-- START OF RECORDS --

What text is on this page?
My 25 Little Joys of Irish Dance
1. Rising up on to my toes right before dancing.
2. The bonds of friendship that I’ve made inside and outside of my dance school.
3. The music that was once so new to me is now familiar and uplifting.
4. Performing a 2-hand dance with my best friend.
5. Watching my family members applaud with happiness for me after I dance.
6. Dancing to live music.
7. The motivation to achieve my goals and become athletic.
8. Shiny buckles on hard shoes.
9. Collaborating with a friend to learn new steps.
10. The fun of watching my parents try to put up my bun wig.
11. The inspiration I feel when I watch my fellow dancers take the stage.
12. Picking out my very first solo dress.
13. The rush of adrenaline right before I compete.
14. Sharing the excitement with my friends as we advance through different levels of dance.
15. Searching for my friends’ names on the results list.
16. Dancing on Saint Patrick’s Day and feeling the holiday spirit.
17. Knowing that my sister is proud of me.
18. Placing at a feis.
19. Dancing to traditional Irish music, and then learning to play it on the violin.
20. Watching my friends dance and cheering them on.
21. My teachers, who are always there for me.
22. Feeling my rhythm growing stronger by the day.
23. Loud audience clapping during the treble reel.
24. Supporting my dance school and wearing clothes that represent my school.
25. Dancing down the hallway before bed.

-- END OF RECORDS --

→ YOUR TASK
Please restate the data word for word, every record included.

→ CORRECT ANSWER
What text is on this page?
My 25 Little Joys of Irish Dance
1. Rising up on to my toes right before dancing.
2. The bonds of friendship that I’ve made inside and outside of my dance school.
3. The music that was once so new to me is now familiar and uplifting.
4. Performing a 2-hand dance with my best friend.
5. Watching my family members applaud with happiness for me after I dance.
6. Dancing to live music.
7. The motivation to achieve my goals and become athletic.
8. Shiny buckles on hard shoes.
9. Collaborating with a friend to learn new steps.
10. The fun of watching my parents try to put up my bun wig.
11. The inspiration I feel when I watch my fellow dancers take the stage.
12. Picking out my very first solo dress.
13. The rush of adrenaline right before I compete.
14. Sharing the excitement with my friends as we advance through different levels of dance.
15. Searching for my friends’ names on the results list.
16. Dancing on Saint Patrick’s Day and feeling the holiday spirit.
17. Knowing that my sister is proud of me.
18. Placing at a feis.
19. Dancing to traditional Irish music, and then learning to play it on the violin.
20. Watching my friends dance and cheering them on.
21. My teachers, who are always there for me.
22. Feeling my rhythm growing stronger by the day.
23. Loud audience clapping during the treble reel.
24. Supporting my dance school and wearing clothes that represent my school.
25. Dancing down the hallway before bed.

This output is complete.